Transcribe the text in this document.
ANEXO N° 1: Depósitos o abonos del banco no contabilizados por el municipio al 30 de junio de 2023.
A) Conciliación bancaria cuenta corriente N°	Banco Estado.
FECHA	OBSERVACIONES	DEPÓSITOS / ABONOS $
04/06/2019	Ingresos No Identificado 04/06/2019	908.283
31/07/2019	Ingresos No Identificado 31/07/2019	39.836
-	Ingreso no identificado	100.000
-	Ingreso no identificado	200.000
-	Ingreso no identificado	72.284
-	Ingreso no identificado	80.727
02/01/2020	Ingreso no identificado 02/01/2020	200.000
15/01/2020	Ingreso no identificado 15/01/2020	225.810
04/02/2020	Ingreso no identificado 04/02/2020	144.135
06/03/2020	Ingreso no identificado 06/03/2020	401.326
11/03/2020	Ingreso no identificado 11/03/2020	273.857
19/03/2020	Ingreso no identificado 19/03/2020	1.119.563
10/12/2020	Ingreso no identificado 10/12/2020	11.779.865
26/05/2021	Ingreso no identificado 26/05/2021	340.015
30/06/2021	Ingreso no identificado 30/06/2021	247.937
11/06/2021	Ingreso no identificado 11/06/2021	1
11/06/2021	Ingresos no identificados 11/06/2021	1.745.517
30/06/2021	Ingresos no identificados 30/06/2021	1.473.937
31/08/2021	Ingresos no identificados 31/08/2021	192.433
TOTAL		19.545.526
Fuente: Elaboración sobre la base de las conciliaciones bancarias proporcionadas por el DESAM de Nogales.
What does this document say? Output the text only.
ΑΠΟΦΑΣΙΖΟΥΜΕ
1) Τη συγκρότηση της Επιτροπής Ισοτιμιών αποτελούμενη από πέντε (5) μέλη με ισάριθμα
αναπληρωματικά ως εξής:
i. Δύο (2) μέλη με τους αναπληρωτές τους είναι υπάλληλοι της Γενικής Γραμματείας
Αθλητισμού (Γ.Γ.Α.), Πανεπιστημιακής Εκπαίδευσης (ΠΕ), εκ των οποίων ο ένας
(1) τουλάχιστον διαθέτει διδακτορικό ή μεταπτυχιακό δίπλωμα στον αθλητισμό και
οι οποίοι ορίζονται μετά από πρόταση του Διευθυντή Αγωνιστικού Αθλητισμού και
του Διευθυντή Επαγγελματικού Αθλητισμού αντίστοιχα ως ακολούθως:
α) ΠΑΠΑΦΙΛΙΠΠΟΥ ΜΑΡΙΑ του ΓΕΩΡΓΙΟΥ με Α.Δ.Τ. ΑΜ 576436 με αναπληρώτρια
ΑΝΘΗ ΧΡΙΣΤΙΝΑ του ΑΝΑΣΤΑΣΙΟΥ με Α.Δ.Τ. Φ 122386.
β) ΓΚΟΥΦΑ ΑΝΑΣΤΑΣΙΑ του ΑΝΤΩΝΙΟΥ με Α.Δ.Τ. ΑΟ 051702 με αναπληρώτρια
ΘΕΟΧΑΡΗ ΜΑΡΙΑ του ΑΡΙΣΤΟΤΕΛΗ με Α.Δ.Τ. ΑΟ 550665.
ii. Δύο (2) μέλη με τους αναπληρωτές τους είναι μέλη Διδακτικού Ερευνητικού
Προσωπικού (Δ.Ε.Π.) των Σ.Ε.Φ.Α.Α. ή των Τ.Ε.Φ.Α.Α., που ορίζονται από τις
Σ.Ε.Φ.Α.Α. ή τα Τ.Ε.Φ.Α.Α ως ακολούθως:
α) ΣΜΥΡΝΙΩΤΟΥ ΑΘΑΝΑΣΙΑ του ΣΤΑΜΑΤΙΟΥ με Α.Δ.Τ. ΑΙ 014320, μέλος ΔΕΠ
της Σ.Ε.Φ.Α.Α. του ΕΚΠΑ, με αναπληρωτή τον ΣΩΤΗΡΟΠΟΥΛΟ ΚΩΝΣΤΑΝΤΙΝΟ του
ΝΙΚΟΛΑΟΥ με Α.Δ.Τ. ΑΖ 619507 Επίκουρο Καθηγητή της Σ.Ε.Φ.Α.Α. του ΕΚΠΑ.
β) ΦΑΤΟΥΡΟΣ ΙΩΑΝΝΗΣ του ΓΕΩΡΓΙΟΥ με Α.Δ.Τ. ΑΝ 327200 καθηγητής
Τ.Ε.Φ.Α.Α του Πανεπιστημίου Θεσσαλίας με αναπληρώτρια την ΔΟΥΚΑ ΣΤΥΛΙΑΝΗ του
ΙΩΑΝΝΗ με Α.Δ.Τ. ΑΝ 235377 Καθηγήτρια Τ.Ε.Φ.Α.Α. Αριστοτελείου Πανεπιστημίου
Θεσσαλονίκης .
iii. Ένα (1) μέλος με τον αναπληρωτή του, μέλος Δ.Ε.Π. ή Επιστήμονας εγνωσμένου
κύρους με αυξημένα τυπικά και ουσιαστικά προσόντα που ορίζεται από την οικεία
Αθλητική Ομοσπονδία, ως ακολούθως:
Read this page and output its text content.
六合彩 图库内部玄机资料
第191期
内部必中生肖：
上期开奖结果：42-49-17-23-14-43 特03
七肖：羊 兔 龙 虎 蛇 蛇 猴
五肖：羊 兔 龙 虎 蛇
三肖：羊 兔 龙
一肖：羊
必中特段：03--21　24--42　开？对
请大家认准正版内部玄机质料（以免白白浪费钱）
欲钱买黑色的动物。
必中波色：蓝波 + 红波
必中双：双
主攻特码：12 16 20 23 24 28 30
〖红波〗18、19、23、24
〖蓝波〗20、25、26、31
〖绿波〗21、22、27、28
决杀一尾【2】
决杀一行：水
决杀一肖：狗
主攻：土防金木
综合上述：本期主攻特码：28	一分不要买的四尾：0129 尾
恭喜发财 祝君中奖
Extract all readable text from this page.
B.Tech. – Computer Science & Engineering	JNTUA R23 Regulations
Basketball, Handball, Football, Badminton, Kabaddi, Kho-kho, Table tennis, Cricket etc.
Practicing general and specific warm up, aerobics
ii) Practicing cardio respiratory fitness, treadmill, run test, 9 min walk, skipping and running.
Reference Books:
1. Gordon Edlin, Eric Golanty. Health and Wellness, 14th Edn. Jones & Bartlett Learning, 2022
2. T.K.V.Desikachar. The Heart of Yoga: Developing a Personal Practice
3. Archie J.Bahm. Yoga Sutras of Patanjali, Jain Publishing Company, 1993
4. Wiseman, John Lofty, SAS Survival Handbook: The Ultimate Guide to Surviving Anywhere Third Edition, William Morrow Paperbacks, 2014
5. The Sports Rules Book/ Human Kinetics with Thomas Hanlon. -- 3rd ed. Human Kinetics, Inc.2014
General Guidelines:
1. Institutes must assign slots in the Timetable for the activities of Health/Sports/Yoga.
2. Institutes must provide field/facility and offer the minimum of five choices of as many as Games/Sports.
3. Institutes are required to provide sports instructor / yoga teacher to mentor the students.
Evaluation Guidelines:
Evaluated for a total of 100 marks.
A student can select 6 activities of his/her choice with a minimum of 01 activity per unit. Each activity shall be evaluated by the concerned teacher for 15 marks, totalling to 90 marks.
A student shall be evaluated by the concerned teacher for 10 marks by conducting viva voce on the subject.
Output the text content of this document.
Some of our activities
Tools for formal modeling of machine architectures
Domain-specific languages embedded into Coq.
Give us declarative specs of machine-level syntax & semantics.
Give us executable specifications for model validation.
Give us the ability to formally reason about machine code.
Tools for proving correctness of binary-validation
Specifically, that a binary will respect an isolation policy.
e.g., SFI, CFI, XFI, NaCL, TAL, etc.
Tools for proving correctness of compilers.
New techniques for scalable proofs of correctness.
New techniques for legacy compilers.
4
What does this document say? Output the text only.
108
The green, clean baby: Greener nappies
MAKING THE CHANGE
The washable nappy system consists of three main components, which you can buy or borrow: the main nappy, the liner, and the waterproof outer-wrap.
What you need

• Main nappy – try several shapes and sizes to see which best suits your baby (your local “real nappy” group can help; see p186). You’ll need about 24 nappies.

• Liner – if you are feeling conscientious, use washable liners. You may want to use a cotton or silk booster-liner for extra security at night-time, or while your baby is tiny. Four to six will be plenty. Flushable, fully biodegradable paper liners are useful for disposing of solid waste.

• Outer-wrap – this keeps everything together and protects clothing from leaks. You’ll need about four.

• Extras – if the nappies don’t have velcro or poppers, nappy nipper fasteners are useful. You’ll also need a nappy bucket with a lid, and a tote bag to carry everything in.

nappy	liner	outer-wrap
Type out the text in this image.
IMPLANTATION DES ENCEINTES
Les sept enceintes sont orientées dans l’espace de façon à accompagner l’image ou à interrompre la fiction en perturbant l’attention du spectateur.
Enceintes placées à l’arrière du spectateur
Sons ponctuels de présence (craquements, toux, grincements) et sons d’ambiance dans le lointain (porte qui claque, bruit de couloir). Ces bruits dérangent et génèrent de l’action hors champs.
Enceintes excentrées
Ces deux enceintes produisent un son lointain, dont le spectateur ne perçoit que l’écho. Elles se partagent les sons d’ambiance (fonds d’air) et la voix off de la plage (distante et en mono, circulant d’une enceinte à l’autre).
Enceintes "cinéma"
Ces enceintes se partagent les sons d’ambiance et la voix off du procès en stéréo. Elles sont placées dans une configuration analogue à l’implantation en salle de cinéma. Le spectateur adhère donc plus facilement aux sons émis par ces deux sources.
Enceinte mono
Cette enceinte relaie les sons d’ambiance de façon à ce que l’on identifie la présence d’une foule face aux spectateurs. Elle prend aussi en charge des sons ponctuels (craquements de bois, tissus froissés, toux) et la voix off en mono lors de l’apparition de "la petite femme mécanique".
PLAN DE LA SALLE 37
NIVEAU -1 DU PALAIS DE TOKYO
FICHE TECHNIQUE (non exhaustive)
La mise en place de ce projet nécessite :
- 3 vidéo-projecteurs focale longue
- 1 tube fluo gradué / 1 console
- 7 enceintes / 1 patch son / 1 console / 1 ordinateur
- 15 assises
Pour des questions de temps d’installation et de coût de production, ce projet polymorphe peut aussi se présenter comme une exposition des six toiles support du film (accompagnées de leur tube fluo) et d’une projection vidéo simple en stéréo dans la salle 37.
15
----
* Exercise instructions
Which lines in the listing above hold the word "αναπληρωτές"? Show each of them.

* Result of this exercise
i. Δύο (2) μέλη με τους αναπληρωτές τους είναι υπάλληλοι της Γενικής Γραμματείας
ii. Δύο (2) μέλη με τους αναπληρωτές τους είναι μέλη Διδακτικού Ερευνητικού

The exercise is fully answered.